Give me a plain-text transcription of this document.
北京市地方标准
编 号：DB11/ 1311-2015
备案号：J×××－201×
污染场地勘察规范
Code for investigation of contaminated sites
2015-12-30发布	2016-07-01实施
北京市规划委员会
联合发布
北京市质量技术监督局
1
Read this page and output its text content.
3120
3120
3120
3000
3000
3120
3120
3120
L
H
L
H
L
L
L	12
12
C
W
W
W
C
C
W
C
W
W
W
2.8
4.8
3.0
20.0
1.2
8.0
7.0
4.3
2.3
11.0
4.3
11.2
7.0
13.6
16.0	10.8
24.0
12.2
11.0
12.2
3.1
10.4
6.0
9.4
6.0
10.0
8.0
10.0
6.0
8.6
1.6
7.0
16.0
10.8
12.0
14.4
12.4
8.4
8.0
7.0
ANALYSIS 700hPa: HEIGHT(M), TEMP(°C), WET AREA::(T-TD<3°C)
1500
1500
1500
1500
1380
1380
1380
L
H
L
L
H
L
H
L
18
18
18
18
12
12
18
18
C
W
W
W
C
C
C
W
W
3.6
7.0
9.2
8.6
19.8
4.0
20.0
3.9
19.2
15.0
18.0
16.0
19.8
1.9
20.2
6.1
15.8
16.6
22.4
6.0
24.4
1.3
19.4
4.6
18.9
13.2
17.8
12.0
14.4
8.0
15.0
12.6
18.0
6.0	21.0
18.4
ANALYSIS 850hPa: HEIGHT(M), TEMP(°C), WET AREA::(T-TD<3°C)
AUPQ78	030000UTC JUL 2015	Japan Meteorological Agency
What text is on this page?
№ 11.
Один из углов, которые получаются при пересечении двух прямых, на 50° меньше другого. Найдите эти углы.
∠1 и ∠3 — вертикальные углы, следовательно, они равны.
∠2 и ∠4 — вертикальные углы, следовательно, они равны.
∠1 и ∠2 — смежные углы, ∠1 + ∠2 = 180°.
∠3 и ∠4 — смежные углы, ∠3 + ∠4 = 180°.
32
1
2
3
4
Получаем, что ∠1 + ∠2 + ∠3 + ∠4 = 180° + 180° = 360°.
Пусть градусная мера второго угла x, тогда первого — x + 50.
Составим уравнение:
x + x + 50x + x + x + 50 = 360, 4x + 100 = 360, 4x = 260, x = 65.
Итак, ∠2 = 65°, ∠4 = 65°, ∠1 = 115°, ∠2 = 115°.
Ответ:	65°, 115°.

******************************

# WHAT THIS TASK INVOLVES
Your task is to quote all of the data word for word.

# COMPLETE RESPONSE
Give me a plain-text transcription of this document.
北京市地方标准
编 号：DB11/ 1311-2015
备案号：J×××－201×
污染场地勘察规范
Code for investigation of contaminated sites
2015-12-30发布	2016-07-01实施
北京市规划委员会
联合发布
北京市质量技术监督局
1
Read this page and output its text content.
3120
3120
3120
3000
3000
3120
3120
3120
L
H
L
H
L
L
L	12
12
C
W
W
W
C
C
W
C
W
W
W
2.8
4.8
3.0
20.0
1.2
8.0
7.0
4.3
2.3
11.0
4.3
11.2
7.0
13.6
16.0	10.8
24.0
12.2
11.0
12.2
3.1
10.4
6.0
9.4
6.0
10.0
8.0
10.0
6.0
8.6
1.6
7.0
16.0
10.8
12.0
14.4
12.4
8.4
8.0
7.0
ANALYSIS 700hPa: HEIGHT(M), TEMP(°C), WET AREA::(T-TD<3°C)
1500
1500
1500
1500
1380
1380
1380
L
H
L
L
H
L
H
L
18
18
18
18
12
12
18
18
C
W
W
W
C
C
C
W
W
3.6
7.0
9.2
8.6
19.8
4.0
20.0
3.9
19.2
15.0
18.0
16.0
19.8
1.9
20.2
6.1
15.8
16.6
22.4
6.0
24.4
1.3
19.4
4.6
18.9
13.2
17.8
12.0
14.4
8.0
15.0
12.6
18.0
6.0	21.0
18.4
ANALYSIS 850hPa: HEIGHT(M), TEMP(°C), WET AREA::(T-TD<3°C)
AUPQ78	030000UTC JUL 2015	Japan Meteorological Agency
What text is on this page?
№ 11.
Один из углов, которые получаются при пересечении двух прямых, на 50° меньше другого. Найдите эти углы.
∠1 и ∠3 — вертикальные углы, следовательно, они равны.
∠2 и ∠4 — вертикальные углы, следовательно, они равны.
∠1 и ∠2 — смежные углы, ∠1 + ∠2 = 180°.
∠3 и ∠4 — смежные углы, ∠3 + ∠4 = 180°.
32
1
2
3
4
Получаем, что ∠1 + ∠2 + ∠3 + ∠4 = 180° + 180° = 360°.
Пусть градусная мера второго угла x, тогда первого — x + 50.
Составим уравнение:
x + x + 50x + x + x + 50 = 360, 4x + 100 = 360, 4x = 260, x = 65.
Итак, ∠2 = 65°, ∠4 = 65°, ∠1 = 115°, ∠2 = 115°.
Ответ:	65°, 115°.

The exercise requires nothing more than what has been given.